STORED ROWS
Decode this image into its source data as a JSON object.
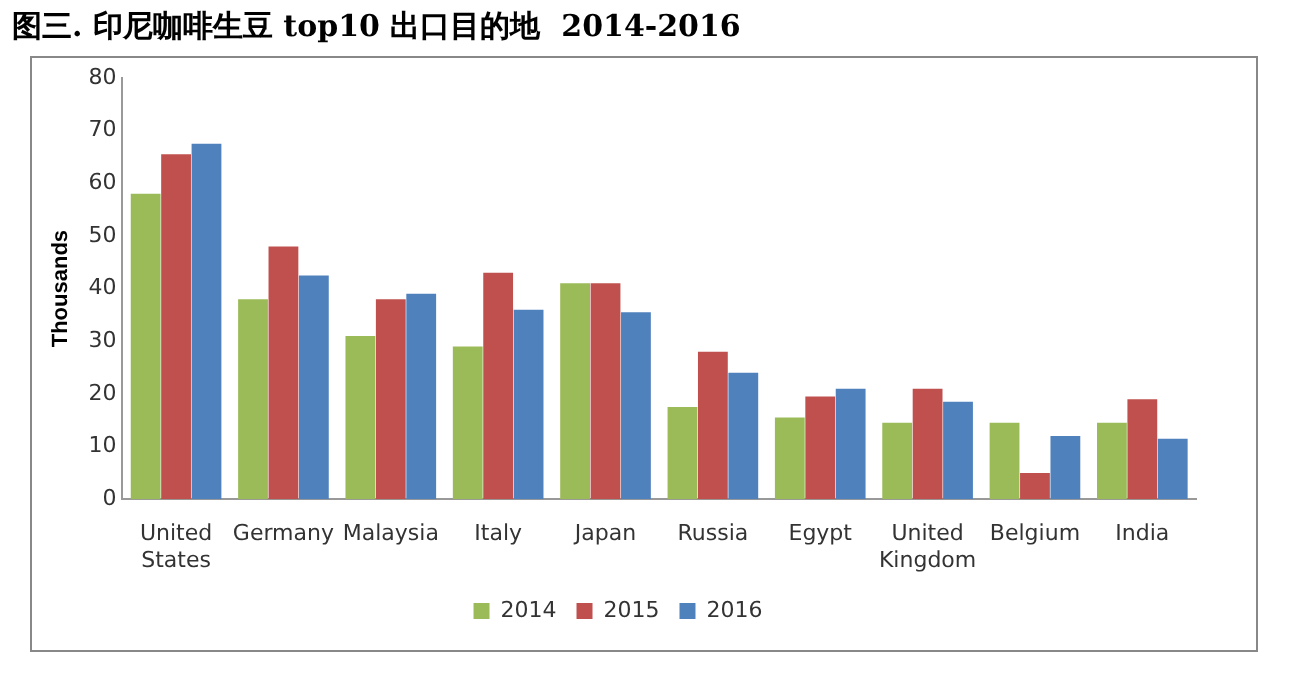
{
  "chart_data": {
    "type": "bar",
    "title": "图三. 印尼咖啡生豆 top10 出口目的地  2014-2016",
    "ylabel": "Thousands",
    "categories": [
      "United States",
      "Germany",
      "Malaysia",
      "Italy",
      "Japan",
      "Russia",
      "Egypt",
      "United Kingdom",
      "Belgium",
      "India"
    ],
    "series": [
      {
        "name": "2014",
        "color": "#9bbb59",
        "values": [
          58,
          38,
          31,
          29,
          41,
          17.5,
          15.5,
          14.5,
          14.5,
          14.5
        ]
      },
      {
        "name": "2015",
        "color": "#c0504d",
        "values": [
          65.5,
          48,
          38,
          43,
          41,
          28,
          19.5,
          21,
          5,
          19
        ]
      },
      {
        "name": "2016",
        "color": "#4f81bd",
        "values": [
          67.5,
          42.5,
          39,
          36,
          35.5,
          24,
          21,
          18.5,
          12,
          11.5
        ]
      }
    ],
    "ylim": [
      0,
      80
    ],
    "yticks": [
      0,
      10,
      20,
      30,
      40,
      50,
      60,
      70,
      80
    ],
    "grid": false,
    "legend": "bottom"
  }
}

TASK DIRECTIONS
Copy the entries above faithfully and omit every image.

CORRECT RESULT
Decode this image into its source data as a JSON object.
{
  "chart_data": {
    "type": "bar",
    "title": "图三. 印尼咖啡生豆 top10 出口目的地  2014-2016",
    "ylabel": "Thousands",
    "categories": [
      "United States",
      "Germany",
      "Malaysia",
      "Italy",
      "Japan",
      "Russia",
      "Egypt",
      "United Kingdom",
      "Belgium",
      "India"
    ],
    "series": [
      {
        "name": "2014",
        "color": "#9bbb59",
        "values": [
          58,
          38,
          31,
          29,
          41,
          17.5,
          15.5,
          14.5,
          14.5,
          14.5
        ]
      },
      {
        "name": "2015",
        "color": "#c0504d",
        "values": [
          65.5,
          48,
          38,
          43,
          41,
          28,
          19.5,
          21,
          5,
          19
        ]
      },
      {
        "name": "2016",
        "color": "#4f81bd",
        "values": [
          67.5,
          42.5,
          39,
          36,
          35.5,
          24,
          21,
          18.5,
          12,
          11.5
        ]
      }
    ],
    "ylim": [
      0,
      80
    ],
    "yticks": [
      0,
      10,
      20,
      30,
      40,
      50,
      60,
      70,
      80
    ],
    "grid": false,
    "legend": "bottom"
  }
}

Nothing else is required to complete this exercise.